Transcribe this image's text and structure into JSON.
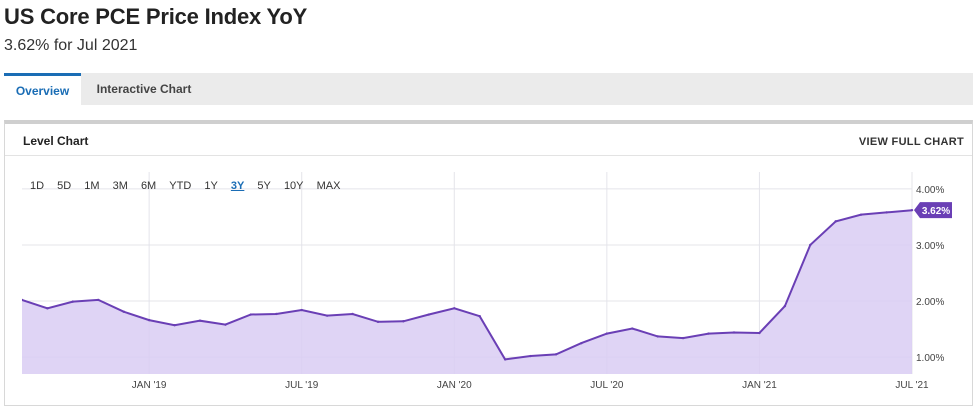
{
  "header": {
    "title": "US Core PCE Price Index YoY",
    "subtitle": "3.62% for Jul 2021"
  },
  "tabs": [
    {
      "label": "Overview",
      "active": true
    },
    {
      "label": "Interactive Chart",
      "active": false
    }
  ],
  "panel": {
    "title": "Level Chart",
    "view_full_label": "VIEW FULL CHART"
  },
  "ranges": [
    "1D",
    "5D",
    "1M",
    "3M",
    "6M",
    "YTD",
    "1Y",
    "3Y",
    "5Y",
    "10Y",
    "MAX"
  ],
  "active_range": "3Y",
  "chart_data": {
    "type": "area",
    "x": [
      "2018-08",
      "2018-09",
      "2018-10",
      "2018-11",
      "2018-12",
      "2019-01",
      "2019-02",
      "2019-03",
      "2019-04",
      "2019-05",
      "2019-06",
      "2019-07",
      "2019-08",
      "2019-09",
      "2019-10",
      "2019-11",
      "2019-12",
      "2020-01",
      "2020-02",
      "2020-03",
      "2020-04",
      "2020-05",
      "2020-06",
      "2020-07",
      "2020-08",
      "2020-09",
      "2020-10",
      "2020-11",
      "2020-12",
      "2021-01",
      "2021-02",
      "2021-03",
      "2021-04",
      "2021-05",
      "2021-06",
      "2021-07"
    ],
    "series": [
      {
        "values": [
          2.02,
          1.87,
          1.99,
          2.02,
          1.81,
          1.66,
          1.57,
          1.65,
          1.58,
          1.76,
          1.77,
          1.84,
          1.74,
          1.77,
          1.63,
          1.64,
          1.76,
          1.87,
          1.73,
          0.96,
          1.02,
          1.05,
          1.25,
          1.42,
          1.51,
          1.37,
          1.34,
          1.42,
          1.44,
          1.43,
          1.91,
          3.0,
          3.42,
          3.54,
          3.58,
          3.62
        ]
      }
    ],
    "x_tick_labels": [
      "JAN '19",
      "JUL '19",
      "JAN '20",
      "JUL '20",
      "JAN '21",
      "JUL '21"
    ],
    "x_tick_positions": [
      "2019-01",
      "2019-07",
      "2020-01",
      "2020-07",
      "2021-01",
      "2021-07"
    ],
    "y_tick_labels": [
      "1.00%",
      "2.00%",
      "3.00%",
      "4.00%"
    ],
    "y_ticks": [
      1.0,
      2.0,
      3.0,
      4.0
    ],
    "ylim": [
      0.7,
      4.3
    ],
    "last_value_label": "3.62%",
    "grid": true,
    "colors": {
      "line": "#6a3fb5",
      "fill": "#d9cdf3",
      "badge": "#6a3fb5",
      "grid": "#e4e4ea"
    }
  }
}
--
▸ **Problem to work on**:
Output each line exactly; omit every picture.

▸ **Final answer**:
Transcribe this image's text and structure into JSON.
{
  "header": {
    "title": "US Core PCE Price Index YoY",
    "subtitle": "3.62% for Jul 2021"
  },
  "tabs": [
    {
      "label": "Overview",
      "active": true
    },
    {
      "label": "Interactive Chart",
      "active": false
    }
  ],
  "panel": {
    "title": "Level Chart",
    "view_full_label": "VIEW FULL CHART"
  },
  "ranges": [
    "1D",
    "5D",
    "1M",
    "3M",
    "6M",
    "YTD",
    "1Y",
    "3Y",
    "5Y",
    "10Y",
    "MAX"
  ],
  "active_range": "3Y",
  "chart_data": {
    "type": "area",
    "x": [
      "2018-08",
      "2018-09",
      "2018-10",
      "2018-11",
      "2018-12",
      "2019-01",
      "2019-02",
      "2019-03",
      "2019-04",
      "2019-05",
      "2019-06",
      "2019-07",
      "2019-08",
      "2019-09",
      "2019-10",
      "2019-11",
      "2019-12",
      "2020-01",
      "2020-02",
      "2020-03",
      "2020-04",
      "2020-05",
      "2020-06",
      "2020-07",
      "2020-08",
      "2020-09",
      "2020-10",
      "2020-11",
      "2020-12",
      "2021-01",
      "2021-02",
      "2021-03",
      "2021-04",
      "2021-05",
      "2021-06",
      "2021-07"
    ],
    "series": [
      {
        "values": [
          2.02,
          1.87,
          1.99,
          2.02,
          1.81,
          1.66,
          1.57,
          1.65,
          1.58,
          1.76,
          1.77,
          1.84,
          1.74,
          1.77,
          1.63,
          1.64,
          1.76,
          1.87,
          1.73,
          0.96,
          1.02,
          1.05,
          1.25,
          1.42,
          1.51,
          1.37,
          1.34,
          1.42,
          1.44,
          1.43,
          1.91,
          3.0,
          3.42,
          3.54,
          3.58,
          3.62
        ]
      }
    ],
    "x_tick_labels": [
      "JAN '19",
      "JUL '19",
      "JAN '20",
      "JUL '20",
      "JAN '21",
      "JUL '21"
    ],
    "x_tick_positions": [
      "2019-01",
      "2019-07",
      "2020-01",
      "2020-07",
      "2021-01",
      "2021-07"
    ],
    "y_tick_labels": [
      "1.00%",
      "2.00%",
      "3.00%",
      "4.00%"
    ],
    "y_ticks": [
      1.0,
      2.0,
      3.0,
      4.0
    ],
    "ylim": [
      0.7,
      4.3
    ],
    "last_value_label": "3.62%",
    "grid": true,
    "colors": {
      "line": "#6a3fb5",
      "fill": "#d9cdf3",
      "badge": "#6a3fb5",
      "grid": "#e4e4ea"
    }
  }
}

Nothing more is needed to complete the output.